(Entries from a dataset)

——————

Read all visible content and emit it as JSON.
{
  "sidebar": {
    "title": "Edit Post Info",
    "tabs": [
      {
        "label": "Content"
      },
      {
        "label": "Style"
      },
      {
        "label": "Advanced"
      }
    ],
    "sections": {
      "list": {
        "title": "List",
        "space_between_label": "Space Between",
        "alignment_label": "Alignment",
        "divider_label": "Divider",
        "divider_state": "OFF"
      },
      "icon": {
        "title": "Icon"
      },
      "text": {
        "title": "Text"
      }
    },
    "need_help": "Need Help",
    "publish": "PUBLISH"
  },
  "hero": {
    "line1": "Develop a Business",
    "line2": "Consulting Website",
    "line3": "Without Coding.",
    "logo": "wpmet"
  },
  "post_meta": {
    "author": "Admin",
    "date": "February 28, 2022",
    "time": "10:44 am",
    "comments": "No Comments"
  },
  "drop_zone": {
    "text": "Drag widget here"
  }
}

——————

▶ _Given exercise_
Reproduce the material above without altering a single character.

▶ _Response_
Read all visible content and emit it as JSON.
{
  "sidebar": {
    "title": "Edit Post Info",
    "tabs": [
      {
        "label": "Content"
      },
      {
        "label": "Style"
      },
      {
        "label": "Advanced"
      }
    ],
    "sections": {
      "list": {
        "title": "List",
        "space_between_label": "Space Between",
        "alignment_label": "Alignment",
        "divider_label": "Divider",
        "divider_state": "OFF"
      },
      "icon": {
        "title": "Icon"
      },
      "text": {
        "title": "Text"
      }
    },
    "need_help": "Need Help",
    "publish": "PUBLISH"
  },
  "hero": {
    "line1": "Develop a Business",
    "line2": "Consulting Website",
    "line3": "Without Coding.",
    "logo": "wpmet"
  },
  "post_meta": {
    "author": "Admin",
    "date": "February 28, 2022",
    "time": "10:44 am",
    "comments": "No Comments"
  },
  "drop_zone": {
    "text": "Drag widget here"
  }
}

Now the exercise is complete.